Set exercise: Copy all lines that contain the word "Energy".

Provided entries:
********************
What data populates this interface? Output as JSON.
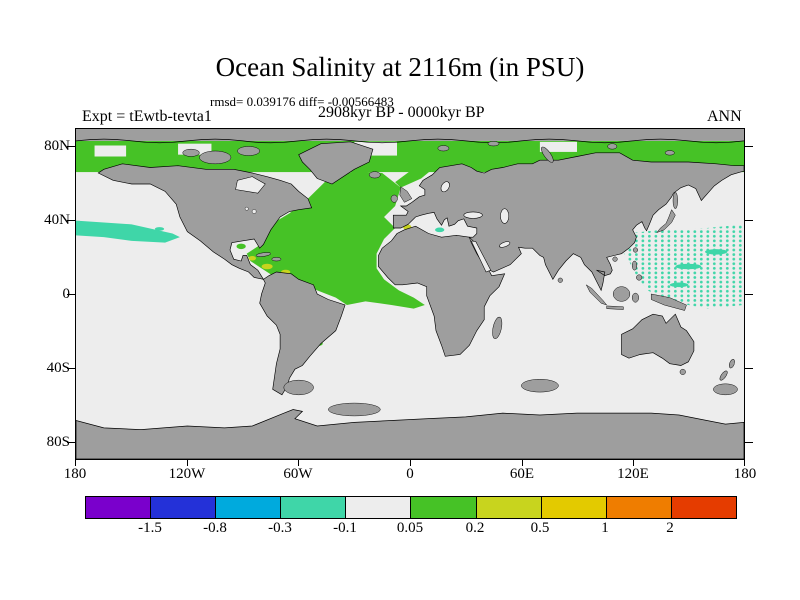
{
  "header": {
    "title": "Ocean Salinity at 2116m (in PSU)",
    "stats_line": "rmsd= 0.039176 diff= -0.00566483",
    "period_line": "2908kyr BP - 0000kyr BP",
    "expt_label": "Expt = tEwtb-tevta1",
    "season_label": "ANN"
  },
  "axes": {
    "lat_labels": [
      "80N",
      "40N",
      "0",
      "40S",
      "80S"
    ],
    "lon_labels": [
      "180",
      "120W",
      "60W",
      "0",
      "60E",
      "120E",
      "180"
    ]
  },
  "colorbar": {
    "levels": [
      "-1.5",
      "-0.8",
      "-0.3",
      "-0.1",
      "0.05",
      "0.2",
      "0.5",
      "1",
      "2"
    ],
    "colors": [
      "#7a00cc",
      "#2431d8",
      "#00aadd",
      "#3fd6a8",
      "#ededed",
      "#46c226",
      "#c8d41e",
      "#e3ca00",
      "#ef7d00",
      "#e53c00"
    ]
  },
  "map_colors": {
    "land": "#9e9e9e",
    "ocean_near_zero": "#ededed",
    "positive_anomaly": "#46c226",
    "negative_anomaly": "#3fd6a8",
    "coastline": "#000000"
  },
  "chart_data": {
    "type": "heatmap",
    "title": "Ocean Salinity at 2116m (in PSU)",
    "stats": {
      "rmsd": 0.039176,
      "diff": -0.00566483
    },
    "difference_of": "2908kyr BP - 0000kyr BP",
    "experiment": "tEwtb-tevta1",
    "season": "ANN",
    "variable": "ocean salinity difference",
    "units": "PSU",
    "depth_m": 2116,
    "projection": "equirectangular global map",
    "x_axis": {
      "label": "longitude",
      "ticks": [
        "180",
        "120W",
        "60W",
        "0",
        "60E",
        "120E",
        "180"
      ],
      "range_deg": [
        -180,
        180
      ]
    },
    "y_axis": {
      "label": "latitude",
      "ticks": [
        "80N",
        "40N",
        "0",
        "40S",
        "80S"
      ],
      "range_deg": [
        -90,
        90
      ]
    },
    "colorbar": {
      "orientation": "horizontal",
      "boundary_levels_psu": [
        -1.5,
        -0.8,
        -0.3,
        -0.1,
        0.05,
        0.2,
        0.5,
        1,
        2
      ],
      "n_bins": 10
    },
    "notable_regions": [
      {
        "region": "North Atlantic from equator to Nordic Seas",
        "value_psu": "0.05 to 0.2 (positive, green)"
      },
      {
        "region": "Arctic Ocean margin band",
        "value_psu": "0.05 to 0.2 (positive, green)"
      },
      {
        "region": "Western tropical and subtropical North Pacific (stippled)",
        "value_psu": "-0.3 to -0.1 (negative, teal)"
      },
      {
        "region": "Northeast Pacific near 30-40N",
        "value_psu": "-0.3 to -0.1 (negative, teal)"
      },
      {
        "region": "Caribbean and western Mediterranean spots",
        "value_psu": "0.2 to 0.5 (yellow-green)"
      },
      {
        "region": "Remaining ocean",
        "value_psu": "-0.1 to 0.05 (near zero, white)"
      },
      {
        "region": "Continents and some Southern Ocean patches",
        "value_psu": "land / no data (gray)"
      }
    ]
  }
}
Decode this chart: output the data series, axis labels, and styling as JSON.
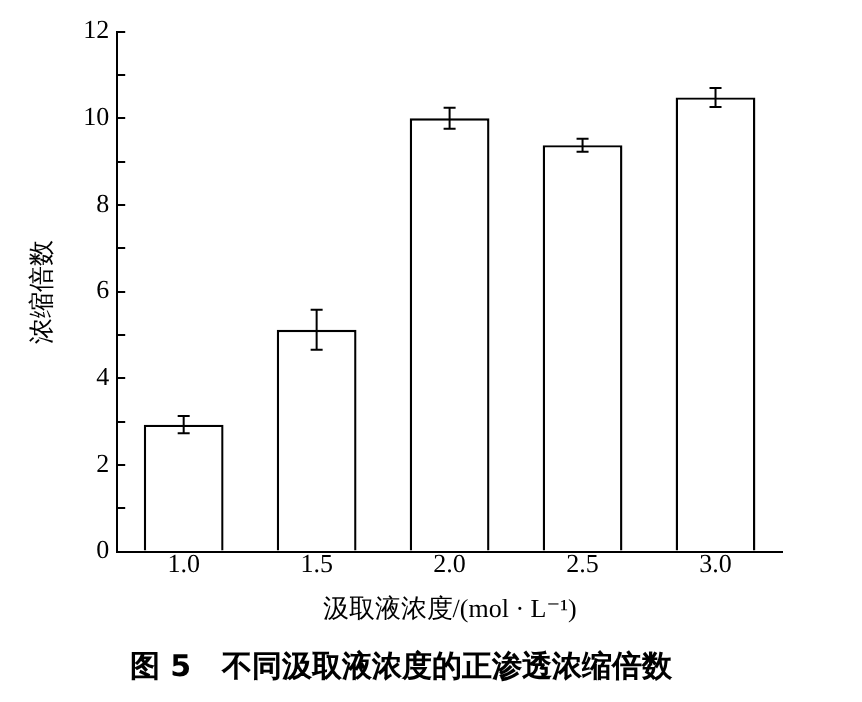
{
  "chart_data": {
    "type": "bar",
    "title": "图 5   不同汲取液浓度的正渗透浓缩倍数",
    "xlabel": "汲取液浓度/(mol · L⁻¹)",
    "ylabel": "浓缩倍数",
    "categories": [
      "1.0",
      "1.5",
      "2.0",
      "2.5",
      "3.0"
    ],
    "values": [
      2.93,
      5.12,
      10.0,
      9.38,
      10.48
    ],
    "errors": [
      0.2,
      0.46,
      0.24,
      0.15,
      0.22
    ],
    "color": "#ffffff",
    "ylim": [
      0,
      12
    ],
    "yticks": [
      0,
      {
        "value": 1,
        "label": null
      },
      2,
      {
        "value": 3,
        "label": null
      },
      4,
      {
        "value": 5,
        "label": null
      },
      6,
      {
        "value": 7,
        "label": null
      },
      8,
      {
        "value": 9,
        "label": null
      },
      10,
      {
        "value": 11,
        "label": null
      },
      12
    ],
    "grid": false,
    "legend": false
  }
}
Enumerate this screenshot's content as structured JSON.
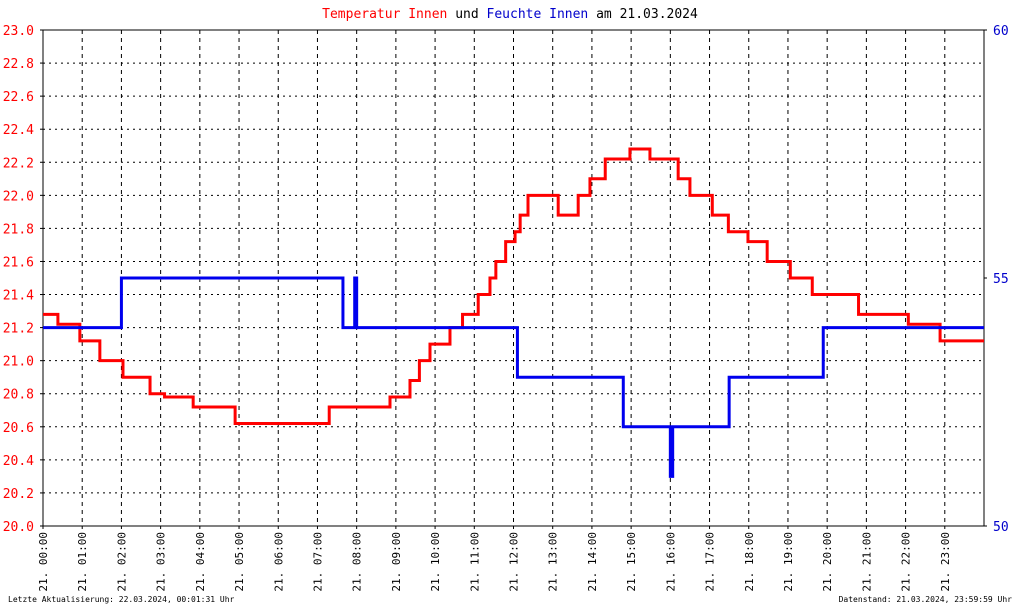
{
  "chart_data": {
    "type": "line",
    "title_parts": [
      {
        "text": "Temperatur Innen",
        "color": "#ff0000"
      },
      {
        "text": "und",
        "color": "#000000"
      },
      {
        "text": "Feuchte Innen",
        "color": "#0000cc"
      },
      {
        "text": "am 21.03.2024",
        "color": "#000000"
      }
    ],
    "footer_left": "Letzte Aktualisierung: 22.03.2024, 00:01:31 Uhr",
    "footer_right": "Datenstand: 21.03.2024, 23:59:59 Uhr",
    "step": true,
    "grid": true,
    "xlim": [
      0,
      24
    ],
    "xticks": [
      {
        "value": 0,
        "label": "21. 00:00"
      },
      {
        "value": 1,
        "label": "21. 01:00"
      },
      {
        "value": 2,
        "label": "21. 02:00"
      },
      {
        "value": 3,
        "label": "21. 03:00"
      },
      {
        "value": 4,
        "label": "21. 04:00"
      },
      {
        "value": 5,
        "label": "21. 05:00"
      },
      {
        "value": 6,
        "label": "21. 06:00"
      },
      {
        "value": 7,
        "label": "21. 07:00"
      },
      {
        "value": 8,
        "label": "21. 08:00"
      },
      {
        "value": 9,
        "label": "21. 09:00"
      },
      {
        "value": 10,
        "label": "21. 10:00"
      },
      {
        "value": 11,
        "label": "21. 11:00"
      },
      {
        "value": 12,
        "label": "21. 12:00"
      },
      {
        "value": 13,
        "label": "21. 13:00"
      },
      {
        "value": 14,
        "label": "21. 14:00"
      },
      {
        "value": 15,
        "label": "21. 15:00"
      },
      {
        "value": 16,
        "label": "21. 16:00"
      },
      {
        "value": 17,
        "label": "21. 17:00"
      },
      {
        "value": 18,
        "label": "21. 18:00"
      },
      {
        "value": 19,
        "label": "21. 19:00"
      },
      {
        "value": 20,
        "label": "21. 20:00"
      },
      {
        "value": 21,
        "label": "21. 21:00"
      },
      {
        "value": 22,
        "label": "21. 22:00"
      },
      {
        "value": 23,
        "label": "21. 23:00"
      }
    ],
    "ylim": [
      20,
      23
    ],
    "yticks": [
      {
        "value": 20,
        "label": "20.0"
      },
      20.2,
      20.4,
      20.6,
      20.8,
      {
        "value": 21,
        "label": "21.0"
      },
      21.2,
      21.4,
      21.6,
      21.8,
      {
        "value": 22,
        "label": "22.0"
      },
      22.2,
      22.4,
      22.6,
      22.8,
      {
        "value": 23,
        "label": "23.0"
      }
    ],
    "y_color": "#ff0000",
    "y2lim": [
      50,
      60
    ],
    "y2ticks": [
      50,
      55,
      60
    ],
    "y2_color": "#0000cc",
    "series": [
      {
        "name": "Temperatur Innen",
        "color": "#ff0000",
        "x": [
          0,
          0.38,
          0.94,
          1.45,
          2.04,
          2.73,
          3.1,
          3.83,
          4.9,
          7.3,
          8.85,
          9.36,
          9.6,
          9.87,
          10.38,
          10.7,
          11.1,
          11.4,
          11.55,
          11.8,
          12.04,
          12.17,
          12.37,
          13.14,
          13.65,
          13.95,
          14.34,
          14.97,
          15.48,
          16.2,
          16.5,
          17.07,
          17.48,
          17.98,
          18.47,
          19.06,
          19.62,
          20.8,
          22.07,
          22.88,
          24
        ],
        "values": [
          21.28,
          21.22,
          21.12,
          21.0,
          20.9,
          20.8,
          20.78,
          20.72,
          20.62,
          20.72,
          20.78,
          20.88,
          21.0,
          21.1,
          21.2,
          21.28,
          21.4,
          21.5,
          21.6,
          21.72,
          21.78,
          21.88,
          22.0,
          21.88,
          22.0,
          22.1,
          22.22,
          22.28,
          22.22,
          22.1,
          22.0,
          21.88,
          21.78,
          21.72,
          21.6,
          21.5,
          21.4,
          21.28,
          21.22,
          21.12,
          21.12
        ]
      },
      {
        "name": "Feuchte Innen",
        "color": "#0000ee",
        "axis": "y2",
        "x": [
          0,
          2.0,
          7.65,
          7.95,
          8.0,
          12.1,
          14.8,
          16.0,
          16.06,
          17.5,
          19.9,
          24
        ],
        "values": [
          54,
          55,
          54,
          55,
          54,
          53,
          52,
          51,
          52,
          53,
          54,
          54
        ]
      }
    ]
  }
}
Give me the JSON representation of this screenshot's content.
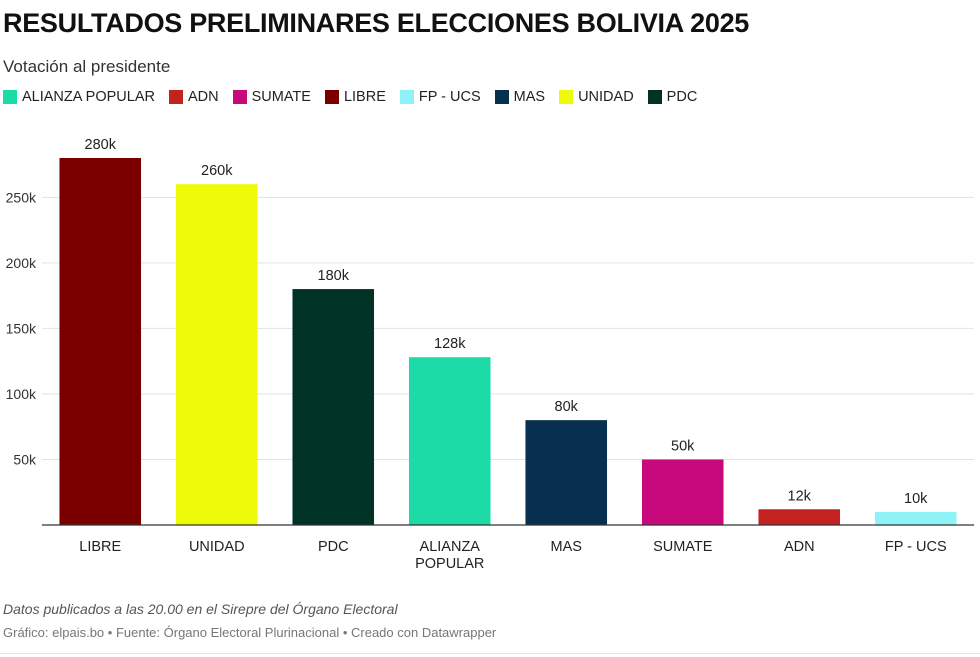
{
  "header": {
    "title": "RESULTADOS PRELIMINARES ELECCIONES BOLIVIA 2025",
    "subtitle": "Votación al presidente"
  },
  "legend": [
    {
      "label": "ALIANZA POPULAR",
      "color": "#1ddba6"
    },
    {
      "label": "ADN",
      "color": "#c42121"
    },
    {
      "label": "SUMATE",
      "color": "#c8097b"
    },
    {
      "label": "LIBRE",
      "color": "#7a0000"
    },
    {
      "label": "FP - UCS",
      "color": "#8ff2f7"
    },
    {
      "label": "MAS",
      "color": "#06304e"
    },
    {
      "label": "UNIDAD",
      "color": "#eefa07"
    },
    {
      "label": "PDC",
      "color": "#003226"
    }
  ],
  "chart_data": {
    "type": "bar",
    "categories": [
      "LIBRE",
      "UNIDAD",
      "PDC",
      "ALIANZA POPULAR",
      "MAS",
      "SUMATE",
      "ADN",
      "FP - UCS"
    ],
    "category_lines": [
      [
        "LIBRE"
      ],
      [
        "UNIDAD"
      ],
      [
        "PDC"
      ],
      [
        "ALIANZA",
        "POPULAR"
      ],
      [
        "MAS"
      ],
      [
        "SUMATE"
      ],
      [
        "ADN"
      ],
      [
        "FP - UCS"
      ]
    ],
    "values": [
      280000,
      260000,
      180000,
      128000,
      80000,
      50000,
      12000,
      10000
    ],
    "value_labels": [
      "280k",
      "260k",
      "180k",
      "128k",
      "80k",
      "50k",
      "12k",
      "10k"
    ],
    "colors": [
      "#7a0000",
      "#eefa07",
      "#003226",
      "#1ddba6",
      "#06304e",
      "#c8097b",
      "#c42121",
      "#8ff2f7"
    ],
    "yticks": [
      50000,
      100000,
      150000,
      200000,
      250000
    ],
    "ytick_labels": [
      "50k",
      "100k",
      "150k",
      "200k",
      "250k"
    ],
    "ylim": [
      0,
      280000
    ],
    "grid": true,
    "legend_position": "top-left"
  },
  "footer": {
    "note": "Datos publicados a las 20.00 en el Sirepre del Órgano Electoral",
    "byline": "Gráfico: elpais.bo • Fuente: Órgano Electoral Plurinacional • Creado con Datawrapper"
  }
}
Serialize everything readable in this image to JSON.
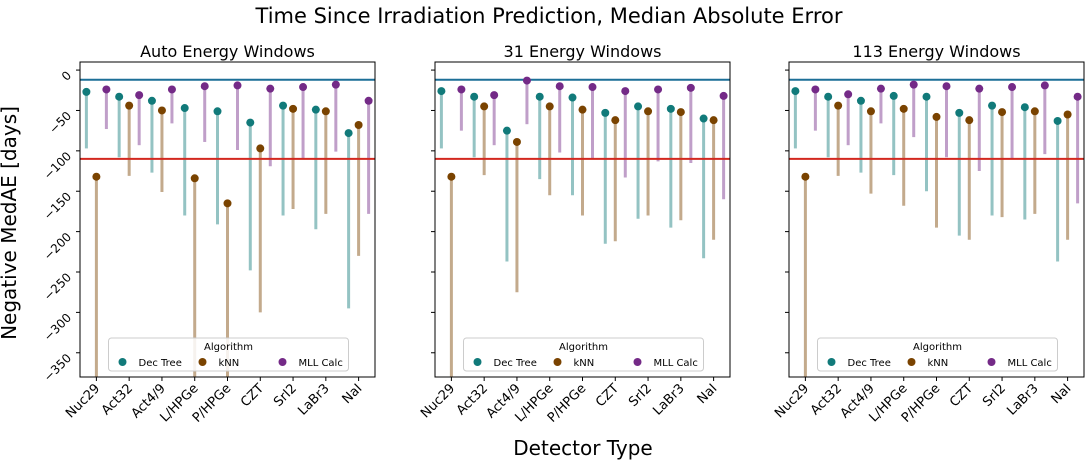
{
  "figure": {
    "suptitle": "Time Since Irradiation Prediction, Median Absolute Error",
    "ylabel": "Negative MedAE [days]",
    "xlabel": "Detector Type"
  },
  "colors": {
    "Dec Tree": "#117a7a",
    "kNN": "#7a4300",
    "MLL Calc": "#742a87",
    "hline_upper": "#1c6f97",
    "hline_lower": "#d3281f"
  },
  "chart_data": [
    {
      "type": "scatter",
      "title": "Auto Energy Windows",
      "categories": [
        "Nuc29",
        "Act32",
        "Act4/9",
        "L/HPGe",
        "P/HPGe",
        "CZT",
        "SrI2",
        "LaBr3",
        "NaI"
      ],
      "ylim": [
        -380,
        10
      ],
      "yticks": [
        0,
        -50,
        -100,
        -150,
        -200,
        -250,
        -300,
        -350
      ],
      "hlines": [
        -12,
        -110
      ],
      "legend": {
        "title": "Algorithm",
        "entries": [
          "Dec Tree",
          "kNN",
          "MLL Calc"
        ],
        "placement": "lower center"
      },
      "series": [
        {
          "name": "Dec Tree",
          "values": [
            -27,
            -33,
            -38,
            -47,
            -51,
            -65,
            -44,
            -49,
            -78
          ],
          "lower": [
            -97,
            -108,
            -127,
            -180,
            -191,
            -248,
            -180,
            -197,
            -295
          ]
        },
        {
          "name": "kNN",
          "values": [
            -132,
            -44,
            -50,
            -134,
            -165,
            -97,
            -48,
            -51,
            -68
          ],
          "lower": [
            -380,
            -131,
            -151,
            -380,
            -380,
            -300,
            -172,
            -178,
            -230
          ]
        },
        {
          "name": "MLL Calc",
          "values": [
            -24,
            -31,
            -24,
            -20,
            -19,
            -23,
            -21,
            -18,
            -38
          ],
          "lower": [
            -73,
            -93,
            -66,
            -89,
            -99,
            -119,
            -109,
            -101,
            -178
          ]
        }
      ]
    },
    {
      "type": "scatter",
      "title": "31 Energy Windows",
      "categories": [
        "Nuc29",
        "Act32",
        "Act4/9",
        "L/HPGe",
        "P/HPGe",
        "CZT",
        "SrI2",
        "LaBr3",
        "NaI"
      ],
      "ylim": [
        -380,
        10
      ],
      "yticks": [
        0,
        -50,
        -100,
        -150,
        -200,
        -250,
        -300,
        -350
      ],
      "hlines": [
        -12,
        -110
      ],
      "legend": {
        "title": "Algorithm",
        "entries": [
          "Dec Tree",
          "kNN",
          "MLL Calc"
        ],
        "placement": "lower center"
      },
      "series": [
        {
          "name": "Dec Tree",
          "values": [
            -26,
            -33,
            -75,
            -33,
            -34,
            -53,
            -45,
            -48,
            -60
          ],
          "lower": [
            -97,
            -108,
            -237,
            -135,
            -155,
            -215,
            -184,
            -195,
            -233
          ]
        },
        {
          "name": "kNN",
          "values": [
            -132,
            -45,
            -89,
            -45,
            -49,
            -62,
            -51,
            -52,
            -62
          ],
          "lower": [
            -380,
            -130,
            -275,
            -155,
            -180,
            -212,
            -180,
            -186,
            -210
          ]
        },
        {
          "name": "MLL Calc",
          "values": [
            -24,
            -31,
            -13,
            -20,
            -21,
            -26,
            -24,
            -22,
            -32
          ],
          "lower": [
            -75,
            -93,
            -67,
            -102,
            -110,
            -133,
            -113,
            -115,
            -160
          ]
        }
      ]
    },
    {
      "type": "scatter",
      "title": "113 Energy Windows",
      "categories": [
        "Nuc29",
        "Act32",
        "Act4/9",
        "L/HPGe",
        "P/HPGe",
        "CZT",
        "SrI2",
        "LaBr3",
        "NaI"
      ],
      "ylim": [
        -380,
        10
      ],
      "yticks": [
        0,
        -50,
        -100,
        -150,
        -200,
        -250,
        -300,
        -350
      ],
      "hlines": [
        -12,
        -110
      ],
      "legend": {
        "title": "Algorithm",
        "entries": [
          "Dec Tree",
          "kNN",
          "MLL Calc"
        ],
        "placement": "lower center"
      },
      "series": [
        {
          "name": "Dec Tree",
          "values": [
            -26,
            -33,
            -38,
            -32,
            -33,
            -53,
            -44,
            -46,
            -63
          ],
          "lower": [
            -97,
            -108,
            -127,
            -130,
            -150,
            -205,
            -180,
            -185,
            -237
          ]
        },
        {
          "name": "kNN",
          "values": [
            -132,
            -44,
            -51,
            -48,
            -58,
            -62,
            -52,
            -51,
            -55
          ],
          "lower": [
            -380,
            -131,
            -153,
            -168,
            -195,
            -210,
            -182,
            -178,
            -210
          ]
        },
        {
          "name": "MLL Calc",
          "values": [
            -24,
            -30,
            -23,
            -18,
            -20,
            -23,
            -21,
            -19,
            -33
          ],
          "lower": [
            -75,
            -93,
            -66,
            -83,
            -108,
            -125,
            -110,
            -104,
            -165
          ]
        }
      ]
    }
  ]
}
********************
Solution:
      "title": "Auto Energy Windows",
      "title": "31 Energy Windows",
      "title": "113 Energy Windows",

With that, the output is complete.